> Stated goal: Scan the listing below. Report each line that includes "star".

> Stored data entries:
◇ ◇ ◇ ◇ ◇ ◇ ◇

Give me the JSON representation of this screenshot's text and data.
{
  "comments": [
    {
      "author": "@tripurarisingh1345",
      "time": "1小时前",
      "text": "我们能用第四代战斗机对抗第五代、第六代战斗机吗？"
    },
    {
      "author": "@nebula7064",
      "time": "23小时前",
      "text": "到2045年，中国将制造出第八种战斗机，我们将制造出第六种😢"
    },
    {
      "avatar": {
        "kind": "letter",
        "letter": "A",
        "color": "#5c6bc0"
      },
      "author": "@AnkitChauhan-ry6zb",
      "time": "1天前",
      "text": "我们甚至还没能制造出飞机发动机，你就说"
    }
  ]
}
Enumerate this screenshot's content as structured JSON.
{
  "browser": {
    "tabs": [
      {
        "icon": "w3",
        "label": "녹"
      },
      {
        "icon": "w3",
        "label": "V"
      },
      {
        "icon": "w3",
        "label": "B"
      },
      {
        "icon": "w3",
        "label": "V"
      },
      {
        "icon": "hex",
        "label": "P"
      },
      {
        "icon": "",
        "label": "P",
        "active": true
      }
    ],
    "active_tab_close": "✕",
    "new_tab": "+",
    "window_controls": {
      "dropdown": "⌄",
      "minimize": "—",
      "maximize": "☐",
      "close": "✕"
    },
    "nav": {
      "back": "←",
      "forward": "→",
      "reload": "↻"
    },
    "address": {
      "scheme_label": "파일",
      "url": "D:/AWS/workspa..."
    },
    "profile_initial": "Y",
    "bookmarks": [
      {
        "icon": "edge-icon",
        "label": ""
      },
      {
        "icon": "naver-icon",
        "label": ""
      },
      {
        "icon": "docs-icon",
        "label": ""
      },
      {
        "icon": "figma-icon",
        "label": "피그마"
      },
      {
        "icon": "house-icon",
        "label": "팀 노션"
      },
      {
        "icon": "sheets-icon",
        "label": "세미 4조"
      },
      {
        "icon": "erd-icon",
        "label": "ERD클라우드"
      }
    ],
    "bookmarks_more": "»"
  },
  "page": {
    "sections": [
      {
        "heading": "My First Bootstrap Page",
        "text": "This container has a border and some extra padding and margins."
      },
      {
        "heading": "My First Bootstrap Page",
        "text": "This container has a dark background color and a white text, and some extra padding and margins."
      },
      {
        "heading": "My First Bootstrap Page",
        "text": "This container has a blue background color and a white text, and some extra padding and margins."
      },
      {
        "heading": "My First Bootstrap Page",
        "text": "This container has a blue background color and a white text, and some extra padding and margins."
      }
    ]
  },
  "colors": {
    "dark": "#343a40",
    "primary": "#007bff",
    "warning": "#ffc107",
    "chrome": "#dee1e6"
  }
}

◇ ◇ ◇ ◇ ◇ ◇ ◇

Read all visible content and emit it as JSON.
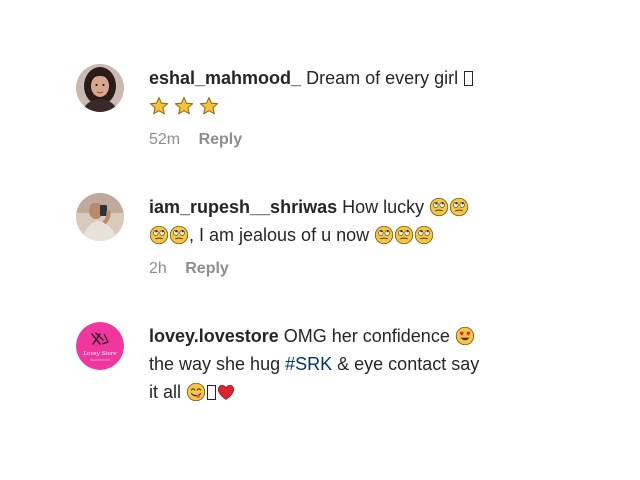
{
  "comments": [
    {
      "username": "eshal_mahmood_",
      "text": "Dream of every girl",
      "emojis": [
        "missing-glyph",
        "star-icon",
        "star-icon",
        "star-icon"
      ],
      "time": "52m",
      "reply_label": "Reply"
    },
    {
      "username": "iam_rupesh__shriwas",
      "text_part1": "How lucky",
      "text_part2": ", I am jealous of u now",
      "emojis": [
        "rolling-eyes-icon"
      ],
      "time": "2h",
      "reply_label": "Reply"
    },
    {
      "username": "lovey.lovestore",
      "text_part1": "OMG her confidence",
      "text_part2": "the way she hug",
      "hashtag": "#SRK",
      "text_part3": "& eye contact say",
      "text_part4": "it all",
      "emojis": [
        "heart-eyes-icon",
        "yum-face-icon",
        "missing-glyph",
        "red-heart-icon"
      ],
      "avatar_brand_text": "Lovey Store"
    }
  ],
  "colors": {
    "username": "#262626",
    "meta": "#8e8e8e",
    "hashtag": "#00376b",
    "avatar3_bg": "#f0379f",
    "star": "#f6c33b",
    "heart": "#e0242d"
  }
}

◇ ◇ ◇ ◇ ◇ ◇ ◇

> Answer to this task:
        "star-icon",
        "star-icon",
        "star-icon"
    "star": "#f6c33b",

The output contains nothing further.